● Required work
Write out every line of the material exactly as it appears.

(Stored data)
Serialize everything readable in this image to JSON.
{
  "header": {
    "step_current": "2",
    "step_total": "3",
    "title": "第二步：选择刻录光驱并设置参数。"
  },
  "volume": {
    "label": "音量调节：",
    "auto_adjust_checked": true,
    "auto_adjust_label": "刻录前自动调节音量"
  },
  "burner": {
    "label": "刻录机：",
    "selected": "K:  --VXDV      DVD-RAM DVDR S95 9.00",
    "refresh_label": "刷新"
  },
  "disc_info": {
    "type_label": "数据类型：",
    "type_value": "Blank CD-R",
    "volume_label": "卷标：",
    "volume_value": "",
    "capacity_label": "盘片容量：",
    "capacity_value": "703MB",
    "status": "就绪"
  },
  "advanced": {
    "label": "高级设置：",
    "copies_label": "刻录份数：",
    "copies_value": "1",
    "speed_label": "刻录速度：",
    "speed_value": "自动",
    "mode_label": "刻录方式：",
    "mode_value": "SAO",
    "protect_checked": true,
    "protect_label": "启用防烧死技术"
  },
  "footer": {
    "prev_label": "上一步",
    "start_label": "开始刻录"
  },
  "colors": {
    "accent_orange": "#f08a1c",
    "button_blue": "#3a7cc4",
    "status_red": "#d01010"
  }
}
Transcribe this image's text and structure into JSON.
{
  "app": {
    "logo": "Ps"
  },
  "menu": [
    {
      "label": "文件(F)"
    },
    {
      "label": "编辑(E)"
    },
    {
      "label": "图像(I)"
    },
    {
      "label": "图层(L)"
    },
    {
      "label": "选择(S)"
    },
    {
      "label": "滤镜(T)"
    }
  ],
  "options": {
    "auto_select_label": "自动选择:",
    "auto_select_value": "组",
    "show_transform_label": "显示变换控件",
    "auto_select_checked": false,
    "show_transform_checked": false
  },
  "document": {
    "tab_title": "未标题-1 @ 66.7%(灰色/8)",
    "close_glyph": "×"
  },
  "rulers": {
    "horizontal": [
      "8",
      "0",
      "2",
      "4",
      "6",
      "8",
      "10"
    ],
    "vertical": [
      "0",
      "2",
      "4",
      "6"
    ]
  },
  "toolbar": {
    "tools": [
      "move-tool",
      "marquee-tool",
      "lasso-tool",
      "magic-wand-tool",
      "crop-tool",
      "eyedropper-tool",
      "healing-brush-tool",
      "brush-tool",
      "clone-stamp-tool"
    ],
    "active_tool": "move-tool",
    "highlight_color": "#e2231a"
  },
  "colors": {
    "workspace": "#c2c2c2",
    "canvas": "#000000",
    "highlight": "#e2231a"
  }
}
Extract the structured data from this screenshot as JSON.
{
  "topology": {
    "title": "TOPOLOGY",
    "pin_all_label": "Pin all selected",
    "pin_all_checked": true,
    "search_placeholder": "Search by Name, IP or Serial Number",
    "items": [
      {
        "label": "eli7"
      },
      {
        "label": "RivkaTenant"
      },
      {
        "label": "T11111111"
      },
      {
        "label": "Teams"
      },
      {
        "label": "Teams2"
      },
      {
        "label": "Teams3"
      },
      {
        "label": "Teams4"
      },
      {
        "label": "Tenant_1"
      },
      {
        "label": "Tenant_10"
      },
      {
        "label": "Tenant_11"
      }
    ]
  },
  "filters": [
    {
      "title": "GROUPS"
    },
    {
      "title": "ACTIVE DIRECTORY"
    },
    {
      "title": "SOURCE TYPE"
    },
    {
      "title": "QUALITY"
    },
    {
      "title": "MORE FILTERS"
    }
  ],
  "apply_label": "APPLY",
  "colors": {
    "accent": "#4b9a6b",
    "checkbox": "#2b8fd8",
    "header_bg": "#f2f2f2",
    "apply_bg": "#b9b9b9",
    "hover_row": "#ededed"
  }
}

● Completed exercise
Serialize everything readable in this image to JSON.
{
  "header": {
    "step_current": "2",
    "step_total": "3",
    "title": "第二步：选择刻录光驱并设置参数。"
  },
  "volume": {
    "label": "音量调节：",
    "auto_adjust_checked": true,
    "auto_adjust_label": "刻录前自动调节音量"
  },
  "burner": {
    "label": "刻录机：",
    "selected": "K:  --VXDV      DVD-RAM DVDR S95 9.00",
    "refresh_label": "刷新"
  },
  "disc_info": {
    "type_label": "数据类型：",
    "type_value": "Blank CD-R",
    "volume_label": "卷标：",
    "volume_value": "",
    "capacity_label": "盘片容量：",
    "capacity_value": "703MB",
    "status": "就绪"
  },
  "advanced": {
    "label": "高级设置：",
    "copies_label": "刻录份数：",
    "copies_value": "1",
    "speed_label": "刻录速度：",
    "speed_value": "自动",
    "mode_label": "刻录方式：",
    "mode_value": "SAO",
    "protect_checked": true,
    "protect_label": "启用防烧死技术"
  },
  "footer": {
    "prev_label": "上一步",
    "start_label": "开始刻录"
  },
  "colors": {
    "accent_orange": "#f08a1c",
    "button_blue": "#3a7cc4",
    "status_red": "#d01010"
  }
}
Transcribe this image's text and structure into JSON.
{
  "app": {
    "logo": "Ps"
  },
  "menu": [
    {
      "label": "文件(F)"
    },
    {
      "label": "编辑(E)"
    },
    {
      "label": "图像(I)"
    },
    {
      "label": "图层(L)"
    },
    {
      "label": "选择(S)"
    },
    {
      "label": "滤镜(T)"
    }
  ],
  "options": {
    "auto_select_label": "自动选择:",
    "auto_select_value": "组",
    "show_transform_label": "显示变换控件",
    "auto_select_checked": false,
    "show_transform_checked": false
  },
  "document": {
    "tab_title": "未标题-1 @ 66.7%(灰色/8)",
    "close_glyph": "×"
  },
  "rulers": {
    "horizontal": [
      "8",
      "0",
      "2",
      "4",
      "6",
      "8",
      "10"
    ],
    "vertical": [
      "0",
      "2",
      "4",
      "6"
    ]
  },
  "toolbar": {
    "tools": [
      "move-tool",
      "marquee-tool",
      "lasso-tool",
      "magic-wand-tool",
      "crop-tool",
      "eyedropper-tool",
      "healing-brush-tool",
      "brush-tool",
      "clone-stamp-tool"
    ],
    "active_tool": "move-tool",
    "highlight_color": "#e2231a"
  },
  "colors": {
    "workspace": "#c2c2c2",
    "canvas": "#000000",
    "highlight": "#e2231a"
  }
}
Extract the structured data from this screenshot as JSON.
{
  "topology": {
    "title": "TOPOLOGY",
    "pin_all_label": "Pin all selected",
    "pin_all_checked": true,
    "search_placeholder": "Search by Name, IP or Serial Number",
    "items": [
      {
        "label": "eli7"
      },
      {
        "label": "RivkaTenant"
      },
      {
        "label": "T11111111"
      },
      {
        "label": "Teams"
      },
      {
        "label": "Teams2"
      },
      {
        "label": "Teams3"
      },
      {
        "label": "Teams4"
      },
      {
        "label": "Tenant_1"
      },
      {
        "label": "Tenant_10"
      },
      {
        "label": "Tenant_11"
      }
    ]
  },
  "filters": [
    {
      "title": "GROUPS"
    },
    {
      "title": "ACTIVE DIRECTORY"
    },
    {
      "title": "SOURCE TYPE"
    },
    {
      "title": "QUALITY"
    },
    {
      "title": "MORE FILTERS"
    }
  ],
  "apply_label": "APPLY",
  "colors": {
    "accent": "#4b9a6b",
    "checkbox": "#2b8fd8",
    "header_bg": "#f2f2f2",
    "apply_bg": "#b9b9b9",
    "hover_row": "#ededed"
  }
}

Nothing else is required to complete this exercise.